(WHAT YOU HAVE TO DO)
Return all of the entries exactly, with nothing added or left out.

(Records from a data collection)
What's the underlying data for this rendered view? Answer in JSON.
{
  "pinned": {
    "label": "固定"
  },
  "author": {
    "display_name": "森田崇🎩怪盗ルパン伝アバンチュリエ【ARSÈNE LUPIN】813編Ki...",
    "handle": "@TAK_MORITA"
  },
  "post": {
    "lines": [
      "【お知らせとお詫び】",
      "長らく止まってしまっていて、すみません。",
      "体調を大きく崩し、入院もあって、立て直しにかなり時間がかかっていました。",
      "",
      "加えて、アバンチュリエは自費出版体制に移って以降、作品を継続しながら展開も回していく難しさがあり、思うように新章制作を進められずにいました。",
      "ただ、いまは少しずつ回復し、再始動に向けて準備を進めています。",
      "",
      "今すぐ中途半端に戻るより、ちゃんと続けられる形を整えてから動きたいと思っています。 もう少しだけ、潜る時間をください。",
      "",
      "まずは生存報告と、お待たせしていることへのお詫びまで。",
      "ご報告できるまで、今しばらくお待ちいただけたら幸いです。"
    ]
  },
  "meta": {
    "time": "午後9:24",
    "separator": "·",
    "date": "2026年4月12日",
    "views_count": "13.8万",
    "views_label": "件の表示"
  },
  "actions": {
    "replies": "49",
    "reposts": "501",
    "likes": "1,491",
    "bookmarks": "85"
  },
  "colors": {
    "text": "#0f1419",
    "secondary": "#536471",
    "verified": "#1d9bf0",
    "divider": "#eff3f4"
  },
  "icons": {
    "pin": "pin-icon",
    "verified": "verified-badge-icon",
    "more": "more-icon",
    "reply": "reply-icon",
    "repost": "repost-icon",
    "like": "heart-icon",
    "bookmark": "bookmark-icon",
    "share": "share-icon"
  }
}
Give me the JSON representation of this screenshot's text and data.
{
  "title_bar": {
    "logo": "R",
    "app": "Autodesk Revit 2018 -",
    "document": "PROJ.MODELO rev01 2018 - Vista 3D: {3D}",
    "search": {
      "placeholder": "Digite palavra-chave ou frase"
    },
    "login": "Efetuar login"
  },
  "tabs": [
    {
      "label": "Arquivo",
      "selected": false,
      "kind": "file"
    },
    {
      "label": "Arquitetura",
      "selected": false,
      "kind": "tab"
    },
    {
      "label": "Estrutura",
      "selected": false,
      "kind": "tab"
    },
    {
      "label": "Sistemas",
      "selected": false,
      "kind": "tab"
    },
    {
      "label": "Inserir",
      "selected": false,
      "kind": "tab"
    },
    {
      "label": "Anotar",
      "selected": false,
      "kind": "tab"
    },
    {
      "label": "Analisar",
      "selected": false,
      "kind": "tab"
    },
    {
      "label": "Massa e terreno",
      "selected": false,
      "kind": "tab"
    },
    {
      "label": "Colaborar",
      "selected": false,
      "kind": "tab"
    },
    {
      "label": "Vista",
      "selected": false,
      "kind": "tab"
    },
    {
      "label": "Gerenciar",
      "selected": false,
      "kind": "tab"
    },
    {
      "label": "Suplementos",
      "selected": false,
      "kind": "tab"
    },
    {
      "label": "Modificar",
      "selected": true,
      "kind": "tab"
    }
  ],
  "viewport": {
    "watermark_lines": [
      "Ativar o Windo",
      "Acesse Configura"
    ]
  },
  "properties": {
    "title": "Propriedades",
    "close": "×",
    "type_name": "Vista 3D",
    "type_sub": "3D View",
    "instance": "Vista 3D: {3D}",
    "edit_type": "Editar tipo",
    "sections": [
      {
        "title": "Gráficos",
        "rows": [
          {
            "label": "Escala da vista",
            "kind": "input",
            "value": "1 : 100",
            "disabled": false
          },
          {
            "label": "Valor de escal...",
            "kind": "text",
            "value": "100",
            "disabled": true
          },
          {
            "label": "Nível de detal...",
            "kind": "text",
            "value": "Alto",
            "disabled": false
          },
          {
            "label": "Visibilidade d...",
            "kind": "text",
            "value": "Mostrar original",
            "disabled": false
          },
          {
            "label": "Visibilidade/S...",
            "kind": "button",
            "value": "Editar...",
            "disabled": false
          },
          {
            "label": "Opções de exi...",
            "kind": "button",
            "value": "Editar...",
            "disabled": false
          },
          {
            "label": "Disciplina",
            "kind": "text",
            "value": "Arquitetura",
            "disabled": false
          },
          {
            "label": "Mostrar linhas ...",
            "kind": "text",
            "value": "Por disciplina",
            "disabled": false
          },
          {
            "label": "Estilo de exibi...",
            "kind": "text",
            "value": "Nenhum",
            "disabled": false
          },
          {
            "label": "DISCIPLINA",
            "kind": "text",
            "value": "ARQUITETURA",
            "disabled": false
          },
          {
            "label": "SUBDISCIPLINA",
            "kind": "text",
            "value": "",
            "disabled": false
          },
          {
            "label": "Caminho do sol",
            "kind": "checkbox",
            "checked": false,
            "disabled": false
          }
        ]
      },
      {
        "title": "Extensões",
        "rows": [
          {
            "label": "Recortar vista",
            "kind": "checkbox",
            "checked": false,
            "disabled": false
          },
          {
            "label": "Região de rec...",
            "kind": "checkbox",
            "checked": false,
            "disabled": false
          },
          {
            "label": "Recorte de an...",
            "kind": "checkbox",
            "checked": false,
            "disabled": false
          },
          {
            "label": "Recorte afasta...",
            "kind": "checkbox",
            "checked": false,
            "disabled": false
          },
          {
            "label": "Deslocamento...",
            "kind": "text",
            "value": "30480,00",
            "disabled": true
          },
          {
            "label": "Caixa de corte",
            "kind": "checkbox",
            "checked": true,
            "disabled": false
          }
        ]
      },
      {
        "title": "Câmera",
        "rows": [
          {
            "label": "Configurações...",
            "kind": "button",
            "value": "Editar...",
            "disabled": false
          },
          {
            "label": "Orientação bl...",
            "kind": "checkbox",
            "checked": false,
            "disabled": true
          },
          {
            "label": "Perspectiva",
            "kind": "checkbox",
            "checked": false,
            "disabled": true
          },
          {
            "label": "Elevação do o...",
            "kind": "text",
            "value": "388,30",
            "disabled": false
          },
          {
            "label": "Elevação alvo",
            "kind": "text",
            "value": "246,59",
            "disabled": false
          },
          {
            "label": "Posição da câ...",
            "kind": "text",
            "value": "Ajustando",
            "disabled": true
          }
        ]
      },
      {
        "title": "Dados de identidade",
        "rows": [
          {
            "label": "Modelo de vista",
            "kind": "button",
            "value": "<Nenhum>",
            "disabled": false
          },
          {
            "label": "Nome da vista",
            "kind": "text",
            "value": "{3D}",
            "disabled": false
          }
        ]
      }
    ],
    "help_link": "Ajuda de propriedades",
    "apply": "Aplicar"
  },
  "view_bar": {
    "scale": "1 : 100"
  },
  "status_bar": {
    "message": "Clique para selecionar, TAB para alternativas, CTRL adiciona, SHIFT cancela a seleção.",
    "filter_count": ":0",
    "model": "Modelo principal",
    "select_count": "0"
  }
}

(EXERCISE ANSWER)
What's the underlying data for this rendered view? Answer in JSON.
{
  "pinned": {
    "label": "固定"
  },
  "author": {
    "display_name": "森田崇🎩怪盗ルパン伝アバンチュリエ【ARSÈNE LUPIN】813編Ki...",
    "handle": "@TAK_MORITA"
  },
  "post": {
    "lines": [
      "【お知らせとお詫び】",
      "長らく止まってしまっていて、すみません。",
      "体調を大きく崩し、入院もあって、立て直しにかなり時間がかかっていました。",
      "",
      "加えて、アバンチュリエは自費出版体制に移って以降、作品を継続しながら展開も回していく難しさがあり、思うように新章制作を進められずにいました。",
      "ただ、いまは少しずつ回復し、再始動に向けて準備を進めています。",
      "",
      "今すぐ中途半端に戻るより、ちゃんと続けられる形を整えてから動きたいと思っています。 もう少しだけ、潜る時間をください。",
      "",
      "まずは生存報告と、お待たせしていることへのお詫びまで。",
      "ご報告できるまで、今しばらくお待ちいただけたら幸いです。"
    ]
  },
  "meta": {
    "time": "午後9:24",
    "separator": "·",
    "date": "2026年4月12日",
    "views_count": "13.8万",
    "views_label": "件の表示"
  },
  "actions": {
    "replies": "49",
    "reposts": "501",
    "likes": "1,491",
    "bookmarks": "85"
  },
  "colors": {
    "text": "#0f1419",
    "secondary": "#536471",
    "verified": "#1d9bf0",
    "divider": "#eff3f4"
  },
  "icons": {
    "pin": "pin-icon",
    "verified": "verified-badge-icon",
    "more": "more-icon",
    "reply": "reply-icon",
    "repost": "repost-icon",
    "like": "heart-icon",
    "bookmark": "bookmark-icon",
    "share": "share-icon"
  }
}
Give me the JSON representation of this screenshot's text and data.
{
  "title_bar": {
    "logo": "R",
    "app": "Autodesk Revit 2018 -",
    "document": "PROJ.MODELO rev01 2018 - Vista 3D: {3D}",
    "search": {
      "placeholder": "Digite palavra-chave ou frase"
    },
    "login": "Efetuar login"
  },
  "tabs": [
    {
      "label": "Arquivo",
      "selected": false,
      "kind": "file"
    },
    {
      "label": "Arquitetura",
      "selected": false,
      "kind": "tab"
    },
    {
      "label": "Estrutura",
      "selected": false,
      "kind": "tab"
    },
    {
      "label": "Sistemas",
      "selected": false,
      "kind": "tab"
    },
    {
      "label": "Inserir",
      "selected": false,
      "kind": "tab"
    },
    {
      "label": "Anotar",
      "selected": false,
      "kind": "tab"
    },
    {
      "label": "Analisar",
      "selected": false,
      "kind": "tab"
    },
    {
      "label": "Massa e terreno",
      "selected": false,
      "kind": "tab"
    },
    {
      "label": "Colaborar",
      "selected": false,
      "kind": "tab"
    },
    {
      "label": "Vista",
      "selected": false,
      "kind": "tab"
    },
    {
      "label": "Gerenciar",
      "selected": false,
      "kind": "tab"
    },
    {
      "label": "Suplementos",
      "selected": false,
      "kind": "tab"
    },
    {
      "label": "Modificar",
      "selected": true,
      "kind": "tab"
    }
  ],
  "viewport": {
    "watermark_lines": [
      "Ativar o Windo",
      "Acesse Configura"
    ]
  },
  "properties": {
    "title": "Propriedades",
    "close": "×",
    "type_name": "Vista 3D",
    "type_sub": "3D View",
    "instance": "Vista 3D: {3D}",
    "edit_type": "Editar tipo",
    "sections": [
      {
        "title": "Gráficos",
        "rows": [
          {
            "label": "Escala da vista",
            "kind": "input",
            "value": "1 : 100",
            "disabled": false
          },
          {
            "label": "Valor de escal...",
            "kind": "text",
            "value": "100",
            "disabled": true
          },
          {
            "label": "Nível de detal...",
            "kind": "text",
            "value": "Alto",
            "disabled": false
          },
          {
            "label": "Visibilidade d...",
            "kind": "text",
            "value": "Mostrar original",
            "disabled": false
          },
          {
            "label": "Visibilidade/S...",
            "kind": "button",
            "value": "Editar...",
            "disabled": false
          },
          {
            "label": "Opções de exi...",
            "kind": "button",
            "value": "Editar...",
            "disabled": false
          },
          {
            "label": "Disciplina",
            "kind": "text",
            "value": "Arquitetura",
            "disabled": false
          },
          {
            "label": "Mostrar linhas ...",
            "kind": "text",
            "value": "Por disciplina",
            "disabled": false
          },
          {
            "label": "Estilo de exibi...",
            "kind": "text",
            "value": "Nenhum",
            "disabled": false
          },
          {
            "label": "DISCIPLINA",
            "kind": "text",
            "value": "ARQUITETURA",
            "disabled": false
          },
          {
            "label": "SUBDISCIPLINA",
            "kind": "text",
            "value": "",
            "disabled": false
          },
          {
            "label": "Caminho do sol",
            "kind": "checkbox",
            "checked": false,
            "disabled": false
          }
        ]
      },
      {
        "title": "Extensões",
        "rows": [
          {
            "label": "Recortar vista",
            "kind": "checkbox",
            "checked": false,
            "disabled": false
          },
          {
            "label": "Região de rec...",
            "kind": "checkbox",
            "checked": false,
            "disabled": false
          },
          {
            "label": "Recorte de an...",
            "kind": "checkbox",
            "checked": false,
            "disabled": false
          },
          {
            "label": "Recorte afasta...",
            "kind": "checkbox",
            "checked": false,
            "disabled": false
          },
          {
            "label": "Deslocamento...",
            "kind": "text",
            "value": "30480,00",
            "disabled": true
          },
          {
            "label": "Caixa de corte",
            "kind": "checkbox",
            "checked": true,
            "disabled": false
          }
        ]
      },
      {
        "title": "Câmera",
        "rows": [
          {
            "label": "Configurações...",
            "kind": "button",
            "value": "Editar...",
            "disabled": false
          },
          {
            "label": "Orientação bl...",
            "kind": "checkbox",
            "checked": false,
            "disabled": true
          },
          {
            "label": "Perspectiva",
            "kind": "checkbox",
            "checked": false,
            "disabled": true
          },
          {
            "label": "Elevação do o...",
            "kind": "text",
            "value": "388,30",
            "disabled": false
          },
          {
            "label": "Elevação alvo",
            "kind": "text",
            "value": "246,59",
            "disabled": false
          },
          {
            "label": "Posição da câ...",
            "kind": "text",
            "value": "Ajustando",
            "disabled": true
          }
        ]
      },
      {
        "title": "Dados de identidade",
        "rows": [
          {
            "label": "Modelo de vista",
            "kind": "button",
            "value": "<Nenhum>",
            "disabled": false
          },
          {
            "label": "Nome da vista",
            "kind": "text",
            "value": "{3D}",
            "disabled": false
          }
        ]
      }
    ],
    "help_link": "Ajuda de propriedades",
    "apply": "Aplicar"
  },
  "view_bar": {
    "scale": "1 : 100"
  },
  "status_bar": {
    "message": "Clique para selecionar, TAB para alternativas, CTRL adiciona, SHIFT cancela a seleção.",
    "filter_count": ":0",
    "model": "Modelo principal",
    "select_count": "0"
  }
}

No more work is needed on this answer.